Reproduce all the entries precisely.

##### INPUT DATA #####

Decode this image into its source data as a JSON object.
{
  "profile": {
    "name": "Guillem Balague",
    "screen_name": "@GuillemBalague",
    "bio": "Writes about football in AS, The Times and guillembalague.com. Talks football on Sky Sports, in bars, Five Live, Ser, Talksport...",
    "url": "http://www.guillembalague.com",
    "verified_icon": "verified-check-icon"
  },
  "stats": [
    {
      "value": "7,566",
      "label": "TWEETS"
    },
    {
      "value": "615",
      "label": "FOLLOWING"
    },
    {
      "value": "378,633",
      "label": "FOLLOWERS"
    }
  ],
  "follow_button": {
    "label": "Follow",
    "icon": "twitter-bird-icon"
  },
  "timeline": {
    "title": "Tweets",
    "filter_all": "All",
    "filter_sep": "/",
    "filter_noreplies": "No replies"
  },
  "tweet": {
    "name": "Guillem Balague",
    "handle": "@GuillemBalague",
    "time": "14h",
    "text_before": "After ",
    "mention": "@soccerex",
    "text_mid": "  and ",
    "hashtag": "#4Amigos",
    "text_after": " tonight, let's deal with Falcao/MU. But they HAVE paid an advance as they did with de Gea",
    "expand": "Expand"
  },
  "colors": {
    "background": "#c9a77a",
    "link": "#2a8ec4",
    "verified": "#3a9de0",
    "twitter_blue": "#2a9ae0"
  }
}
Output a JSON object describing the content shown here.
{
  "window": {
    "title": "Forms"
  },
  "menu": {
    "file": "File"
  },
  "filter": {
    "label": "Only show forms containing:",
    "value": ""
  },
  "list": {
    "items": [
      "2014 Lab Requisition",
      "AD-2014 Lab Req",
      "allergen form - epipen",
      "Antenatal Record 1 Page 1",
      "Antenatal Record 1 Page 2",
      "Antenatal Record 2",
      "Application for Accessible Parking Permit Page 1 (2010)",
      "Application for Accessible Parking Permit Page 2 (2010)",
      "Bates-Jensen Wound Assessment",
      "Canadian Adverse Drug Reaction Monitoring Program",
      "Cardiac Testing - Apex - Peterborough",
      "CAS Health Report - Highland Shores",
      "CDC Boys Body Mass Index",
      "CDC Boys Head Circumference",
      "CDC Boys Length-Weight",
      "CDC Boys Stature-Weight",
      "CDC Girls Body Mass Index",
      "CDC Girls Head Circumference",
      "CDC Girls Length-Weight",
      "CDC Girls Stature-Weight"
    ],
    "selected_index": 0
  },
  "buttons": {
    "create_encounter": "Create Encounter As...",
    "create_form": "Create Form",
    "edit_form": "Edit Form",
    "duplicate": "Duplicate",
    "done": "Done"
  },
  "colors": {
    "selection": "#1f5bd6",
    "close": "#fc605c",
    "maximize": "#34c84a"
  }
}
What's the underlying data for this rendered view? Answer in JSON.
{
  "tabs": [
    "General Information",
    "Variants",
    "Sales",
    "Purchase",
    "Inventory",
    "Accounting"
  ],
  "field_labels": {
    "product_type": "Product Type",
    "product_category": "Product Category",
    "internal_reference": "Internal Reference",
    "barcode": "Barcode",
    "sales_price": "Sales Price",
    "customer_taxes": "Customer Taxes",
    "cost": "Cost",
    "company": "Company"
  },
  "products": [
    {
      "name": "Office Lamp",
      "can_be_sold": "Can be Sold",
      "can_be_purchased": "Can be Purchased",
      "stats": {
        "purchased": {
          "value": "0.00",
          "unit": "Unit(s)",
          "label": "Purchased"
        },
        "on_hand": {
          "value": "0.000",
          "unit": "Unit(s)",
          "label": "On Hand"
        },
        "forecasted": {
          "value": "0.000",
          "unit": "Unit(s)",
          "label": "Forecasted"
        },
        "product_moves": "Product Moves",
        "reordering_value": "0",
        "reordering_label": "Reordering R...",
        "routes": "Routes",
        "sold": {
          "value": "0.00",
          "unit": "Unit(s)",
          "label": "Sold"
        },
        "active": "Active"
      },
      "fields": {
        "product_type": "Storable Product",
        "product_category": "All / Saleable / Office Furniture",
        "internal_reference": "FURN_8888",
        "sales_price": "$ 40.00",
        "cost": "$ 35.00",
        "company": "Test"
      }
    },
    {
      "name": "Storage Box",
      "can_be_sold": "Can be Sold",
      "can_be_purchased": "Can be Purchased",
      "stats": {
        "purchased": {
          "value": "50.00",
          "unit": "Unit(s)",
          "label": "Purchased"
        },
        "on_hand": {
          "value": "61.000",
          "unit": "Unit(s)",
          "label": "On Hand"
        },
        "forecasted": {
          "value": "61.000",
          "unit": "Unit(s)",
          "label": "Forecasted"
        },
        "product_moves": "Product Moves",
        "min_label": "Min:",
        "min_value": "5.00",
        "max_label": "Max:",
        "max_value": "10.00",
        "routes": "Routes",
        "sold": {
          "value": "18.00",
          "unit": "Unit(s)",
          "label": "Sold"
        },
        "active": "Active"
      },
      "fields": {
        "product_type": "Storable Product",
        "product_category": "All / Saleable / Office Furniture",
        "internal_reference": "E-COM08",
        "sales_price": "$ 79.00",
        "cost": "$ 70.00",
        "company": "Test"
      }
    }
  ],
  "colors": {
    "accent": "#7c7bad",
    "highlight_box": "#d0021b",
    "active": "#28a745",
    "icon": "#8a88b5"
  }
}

#####

▸ **RESULT OF THIS TASK**:
Decode this image into its source data as a JSON object.
{
  "profile": {
    "name": "Guillem Balague",
    "screen_name": "@GuillemBalague",
    "bio": "Writes about football in AS, The Times and guillembalague.com. Talks football on Sky Sports, in bars, Five Live, Ser, Talksport...",
    "url": "http://www.guillembalague.com",
    "verified_icon": "verified-check-icon"
  },
  "stats": [
    {
      "value": "7,566",
      "label": "TWEETS"
    },
    {
      "value": "615",
      "label": "FOLLOWING"
    },
    {
      "value": "378,633",
      "label": "FOLLOWERS"
    }
  ],
  "follow_button": {
    "label": "Follow",
    "icon": "twitter-bird-icon"
  },
  "timeline": {
    "title": "Tweets",
    "filter_all": "All",
    "filter_sep": "/",
    "filter_noreplies": "No replies"
  },
  "tweet": {
    "name": "Guillem Balague",
    "handle": "@GuillemBalague",
    "time": "14h",
    "text_before": "After ",
    "mention": "@soccerex",
    "text_mid": "  and ",
    "hashtag": "#4Amigos",
    "text_after": " tonight, let's deal with Falcao/MU. But they HAVE paid an advance as they did with de Gea",
    "expand": "Expand"
  },
  "colors": {
    "background": "#c9a77a",
    "link": "#2a8ec4",
    "verified": "#3a9de0",
    "twitter_blue": "#2a9ae0"
  }
}
Output a JSON object describing the content shown here.
{
  "window": {
    "title": "Forms"
  },
  "menu": {
    "file": "File"
  },
  "filter": {
    "label": "Only show forms containing:",
    "value": ""
  },
  "list": {
    "items": [
      "2014 Lab Requisition",
      "AD-2014 Lab Req",
      "allergen form - epipen",
      "Antenatal Record 1 Page 1",
      "Antenatal Record 1 Page 2",
      "Antenatal Record 2",
      "Application for Accessible Parking Permit Page 1 (2010)",
      "Application for Accessible Parking Permit Page 2 (2010)",
      "Bates-Jensen Wound Assessment",
      "Canadian Adverse Drug Reaction Monitoring Program",
      "Cardiac Testing - Apex - Peterborough",
      "CAS Health Report - Highland Shores",
      "CDC Boys Body Mass Index",
      "CDC Boys Head Circumference",
      "CDC Boys Length-Weight",
      "CDC Boys Stature-Weight",
      "CDC Girls Body Mass Index",
      "CDC Girls Head Circumference",
      "CDC Girls Length-Weight",
      "CDC Girls Stature-Weight"
    ],
    "selected_index": 0
  },
  "buttons": {
    "create_encounter": "Create Encounter As...",
    "create_form": "Create Form",
    "edit_form": "Edit Form",
    "duplicate": "Duplicate",
    "done": "Done"
  },
  "colors": {
    "selection": "#1f5bd6",
    "close": "#fc605c",
    "maximize": "#34c84a"
  }
}
What's the underlying data for this rendered view? Answer in JSON.
{
  "tabs": [
    "General Information",
    "Variants",
    "Sales",
    "Purchase",
    "Inventory",
    "Accounting"
  ],
  "field_labels": {
    "product_type": "Product Type",
    "product_category": "Product Category",
    "internal_reference": "Internal Reference",
    "barcode": "Barcode",
    "sales_price": "Sales Price",
    "customer_taxes": "Customer Taxes",
    "cost": "Cost",
    "company": "Company"
  },
  "products": [
    {
      "name": "Office Lamp",
      "can_be_sold": "Can be Sold",
      "can_be_purchased": "Can be Purchased",
      "stats": {
        "purchased": {
          "value": "0.00",
          "unit": "Unit(s)",
          "label": "Purchased"
        },
        "on_hand": {
          "value": "0.000",
          "unit": "Unit(s)",
          "label": "On Hand"
        },
        "forecasted": {
          "value": "0.000",
          "unit": "Unit(s)",
          "label": "Forecasted"
        },
        "product_moves": "Product Moves",
        "reordering_value": "0",
        "reordering_label": "Reordering R...",
        "routes": "Routes",
        "sold": {
          "value": "0.00",
          "unit": "Unit(s)",
          "label": "Sold"
        },
        "active": "Active"
      },
      "fields": {
        "product_type": "Storable Product",
        "product_category": "All / Saleable / Office Furniture",
        "internal_reference": "FURN_8888",
        "sales_price": "$ 40.00",
        "cost": "$ 35.00",
        "company": "Test"
      }
    },
    {
      "name": "Storage Box",
      "can_be_sold": "Can be Sold",
      "can_be_purchased": "Can be Purchased",
      "stats": {
        "purchased": {
          "value": "50.00",
          "unit": "Unit(s)",
          "label": "Purchased"
        },
        "on_hand": {
          "value": "61.000",
          "unit": "Unit(s)",
          "label": "On Hand"
        },
        "forecasted": {
          "value": "61.000",
          "unit": "Unit(s)",
          "label": "Forecasted"
        },
        "product_moves": "Product Moves",
        "min_label": "Min:",
        "min_value": "5.00",
        "max_label": "Max:",
        "max_value": "10.00",
        "routes": "Routes",
        "sold": {
          "value": "18.00",
          "unit": "Unit(s)",
          "label": "Sold"
        },
        "active": "Active"
      },
      "fields": {
        "product_type": "Storable Product",
        "product_category": "All / Saleable / Office Furniture",
        "internal_reference": "E-COM08",
        "sales_price": "$ 79.00",
        "cost": "$ 70.00",
        "company": "Test"
      }
    }
  ],
  "colors": {
    "accent": "#7c7bad",
    "highlight_box": "#d0021b",
    "active": "#28a745",
    "icon": "#8a88b5"
  }
}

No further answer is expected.